** START OF RECORD LIST **

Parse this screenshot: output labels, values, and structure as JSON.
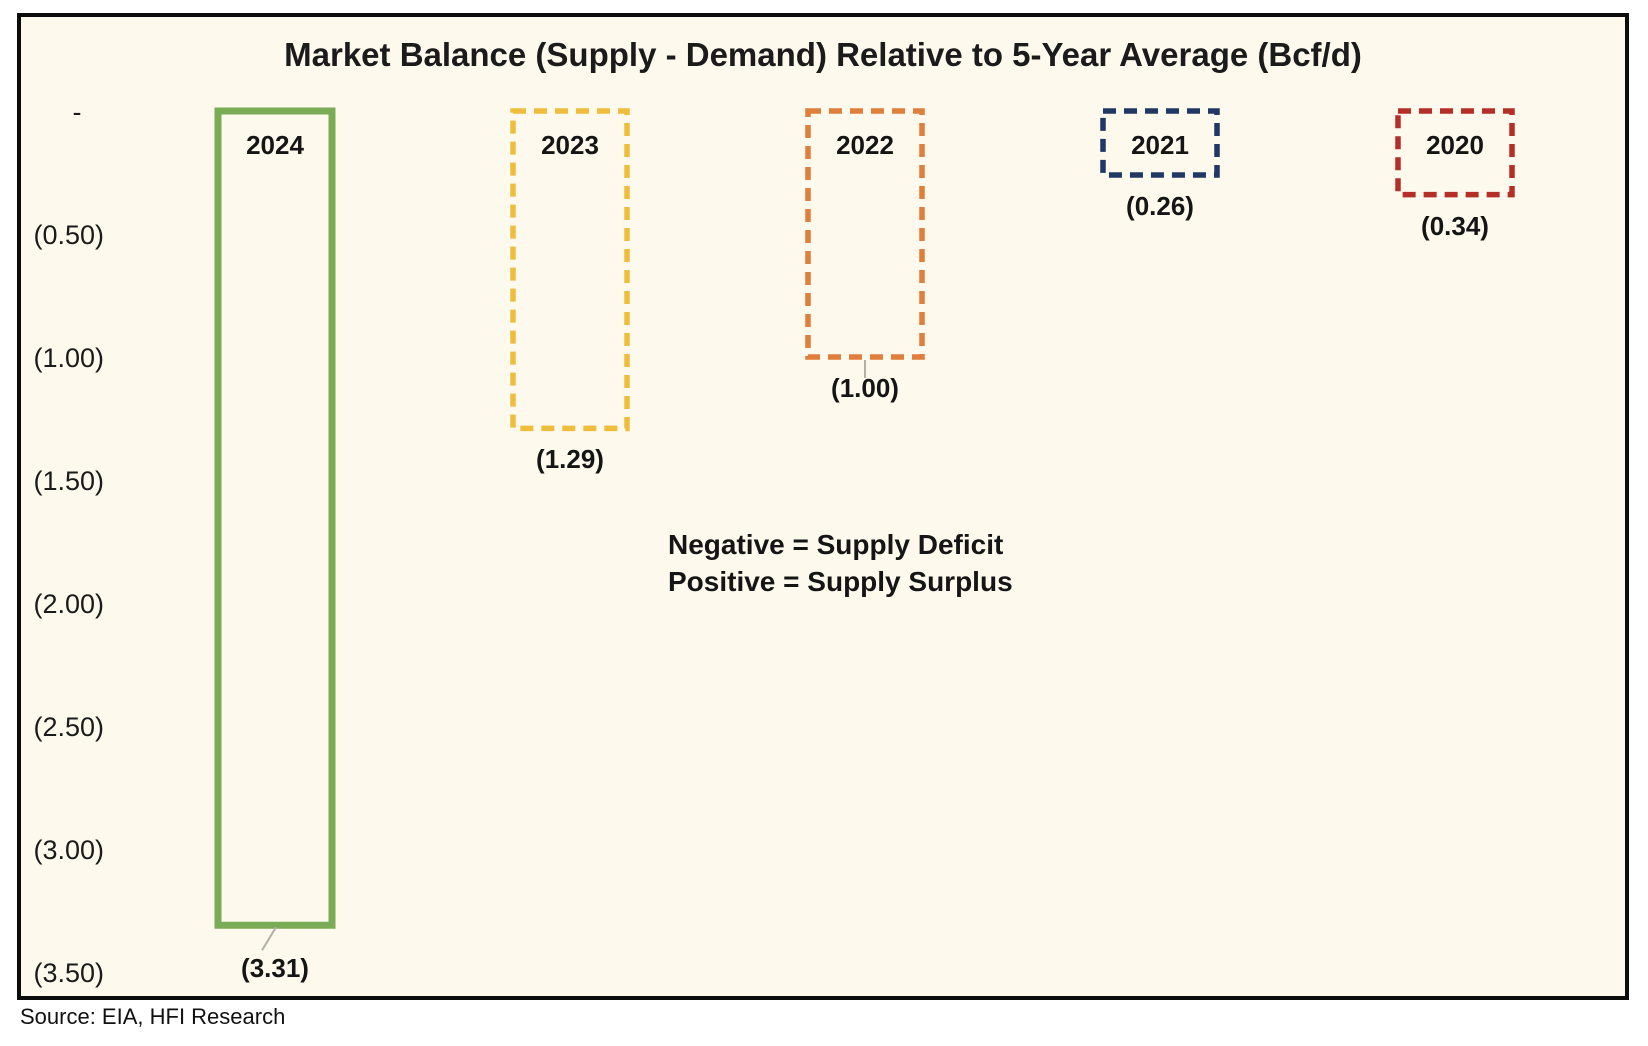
{
  "chart_data": {
    "type": "bar",
    "title": "Market Balance (Supply - Demand) Relative to 5-Year Average (Bcf/d)",
    "categories": [
      "2024",
      "2023",
      "2022",
      "2021",
      "2020"
    ],
    "values": [
      -3.31,
      -1.29,
      -1.0,
      -0.26,
      -0.34
    ],
    "value_labels": [
      "(3.31)",
      "(1.29)",
      "(1.00)",
      "(0.26)",
      "(0.34)"
    ],
    "series_colors": [
      "#7aac56",
      "#f0bc3c",
      "#e07e3c",
      "#1f3864",
      "#b52e28"
    ],
    "bar_border_styles": [
      "solid",
      "dashed",
      "dashed",
      "dashed",
      "dashed"
    ],
    "leader_lines": [
      true,
      false,
      true,
      false,
      false
    ],
    "y_axis": {
      "tick_labels": [
        "-",
        "(0.50)",
        "(1.00)",
        "(1.50)",
        "(2.00)",
        "(2.50)",
        "(3.00)",
        "(3.50)"
      ],
      "tick_values": [
        0,
        -0.5,
        -1.0,
        -1.5,
        -2.0,
        -2.5,
        -3.0,
        -3.5
      ],
      "ylim": [
        0,
        -3.5
      ]
    },
    "annotation": [
      "Negative = Supply Deficit",
      "Positive = Supply Surplus"
    ],
    "legend": "none",
    "grid": false,
    "plot_background": "#fdf9ed",
    "frame_border_color": "#0c0c0c",
    "leader_line_color": "#b3afa7"
  },
  "source_note": "Source: EIA, HFI Research"
}
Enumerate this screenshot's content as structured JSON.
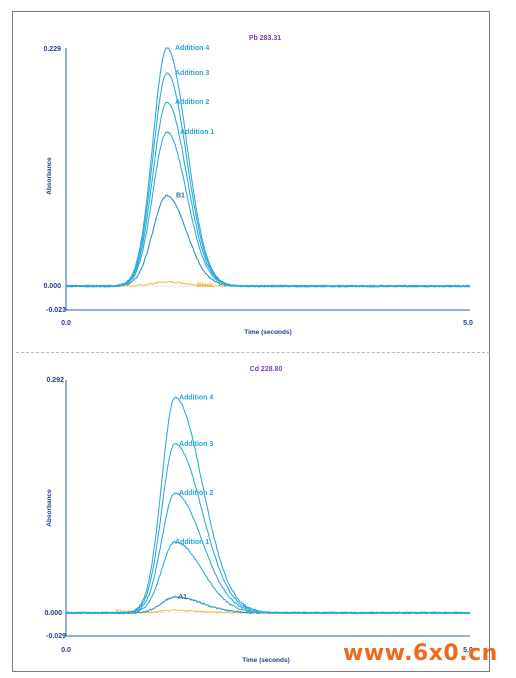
{
  "watermark": "www.6x0.cn",
  "chart_data": [
    {
      "type": "line",
      "title": "Pb 283.31",
      "xlabel": "Time (seconds)",
      "ylabel": "Absorbance",
      "xlim": [
        0.0,
        5.0
      ],
      "ylim": [
        -0.023,
        0.229
      ],
      "x_ticks": [
        "0.0",
        "5.0"
      ],
      "y_ticks": [
        "0.229",
        "0.000",
        "-0.023"
      ],
      "peak_time": 1.25,
      "series": [
        {
          "name": "Blank",
          "peak": 0.004,
          "color": "#f2b72e"
        },
        {
          "name": "B1",
          "peak": 0.087,
          "color": "#2b8fb8"
        },
        {
          "name": "Addition 1",
          "peak": 0.148,
          "color": "#29a8dc"
        },
        {
          "name": "Addition 2",
          "peak": 0.177,
          "color": "#29a8dc"
        },
        {
          "name": "Addition 3",
          "peak": 0.205,
          "color": "#29a8dc"
        },
        {
          "name": "Addition 4",
          "peak": 0.229,
          "color": "#29a8dc"
        }
      ]
    },
    {
      "type": "line",
      "title": "Cd 228.80",
      "xlabel": "Time (seconds)",
      "ylabel": "Absorbance",
      "xlim": [
        0.0,
        5.0
      ],
      "ylim": [
        -0.029,
        0.292
      ],
      "x_ticks": [
        "0.0",
        "5.0"
      ],
      "y_ticks": [
        "0.292",
        "0.000",
        "-0.029"
      ],
      "peak_time": 1.35,
      "series": [
        {
          "name": "Blank",
          "peak": 0.003,
          "color": "#f2b72e"
        },
        {
          "name": "A1",
          "peak": 0.02,
          "color": "#2b8fb8"
        },
        {
          "name": "Addition 1",
          "peak": 0.089,
          "color": "#29a8dc"
        },
        {
          "name": "Addition 2",
          "peak": 0.15,
          "color": "#29a8dc"
        },
        {
          "name": "Addition 3",
          "peak": 0.212,
          "color": "#29a8dc"
        },
        {
          "name": "Addition 4",
          "peak": 0.27,
          "color": "#29a8dc"
        }
      ]
    }
  ]
}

** END OF RECORD LIST **

■ WHAT YOU SHOULD DO ■
From the material above, reproduce everything verbatim except the pictures.

■ TASK ANSWER ■
Parse this screenshot: output labels, values, and structure as JSON.
{
  "chart_data": {
    "type": "bar",
    "title": "Market Balance (Supply - Demand) Relative to 5-Year Average (Bcf/d)",
    "categories": [
      "2024",
      "2023",
      "2022",
      "2021",
      "2020"
    ],
    "values": [
      -3.31,
      -1.29,
      -1.0,
      -0.26,
      -0.34
    ],
    "value_labels": [
      "(3.31)",
      "(1.29)",
      "(1.00)",
      "(0.26)",
      "(0.34)"
    ],
    "series_colors": [
      "#7aac56",
      "#f0bc3c",
      "#e07e3c",
      "#1f3864",
      "#b52e28"
    ],
    "bar_border_styles": [
      "solid",
      "dashed",
      "dashed",
      "dashed",
      "dashed"
    ],
    "leader_lines": [
      true,
      false,
      true,
      false,
      false
    ],
    "y_axis": {
      "tick_labels": [
        "-",
        "(0.50)",
        "(1.00)",
        "(1.50)",
        "(2.00)",
        "(2.50)",
        "(3.00)",
        "(3.50)"
      ],
      "tick_values": [
        0,
        -0.5,
        -1.0,
        -1.5,
        -2.0,
        -2.5,
        -3.0,
        -3.5
      ],
      "ylim": [
        0,
        -3.5
      ]
    },
    "annotation": [
      "Negative = Supply Deficit",
      "Positive = Supply Surplus"
    ],
    "legend": "none",
    "grid": false,
    "plot_background": "#fdf9ed",
    "frame_border_color": "#0c0c0c",
    "leader_line_color": "#b3afa7"
  },
  "source_note": "Source: EIA, HFI Research"
}
Enumerate this screenshot's content as structured JSON.
{
  "watermark": "www.6x0.cn",
  "chart_data": [
    {
      "type": "line",
      "title": "Pb 283.31",
      "xlabel": "Time (seconds)",
      "ylabel": "Absorbance",
      "xlim": [
        0.0,
        5.0
      ],
      "ylim": [
        -0.023,
        0.229
      ],
      "x_ticks": [
        "0.0",
        "5.0"
      ],
      "y_ticks": [
        "0.229",
        "0.000",
        "-0.023"
      ],
      "peak_time": 1.25,
      "series": [
        {
          "name": "Blank",
          "peak": 0.004,
          "color": "#f2b72e"
        },
        {
          "name": "B1",
          "peak": 0.087,
          "color": "#2b8fb8"
        },
        {
          "name": "Addition 1",
          "peak": 0.148,
          "color": "#29a8dc"
        },
        {
          "name": "Addition 2",
          "peak": 0.177,
          "color": "#29a8dc"
        },
        {
          "name": "Addition 3",
          "peak": 0.205,
          "color": "#29a8dc"
        },
        {
          "name": "Addition 4",
          "peak": 0.229,
          "color": "#29a8dc"
        }
      ]
    },
    {
      "type": "line",
      "title": "Cd 228.80",
      "xlabel": "Time (seconds)",
      "ylabel": "Absorbance",
      "xlim": [
        0.0,
        5.0
      ],
      "ylim": [
        -0.029,
        0.292
      ],
      "x_ticks": [
        "0.0",
        "5.0"
      ],
      "y_ticks": [
        "0.292",
        "0.000",
        "-0.029"
      ],
      "peak_time": 1.35,
      "series": [
        {
          "name": "Blank",
          "peak": 0.003,
          "color": "#f2b72e"
        },
        {
          "name": "A1",
          "peak": 0.02,
          "color": "#2b8fb8"
        },
        {
          "name": "Addition 1",
          "peak": 0.089,
          "color": "#29a8dc"
        },
        {
          "name": "Addition 2",
          "peak": 0.15,
          "color": "#29a8dc"
        },
        {
          "name": "Addition 3",
          "peak": 0.212,
          "color": "#29a8dc"
        },
        {
          "name": "Addition 4",
          "peak": 0.27,
          "color": "#29a8dc"
        }
      ]
    }
  ]
}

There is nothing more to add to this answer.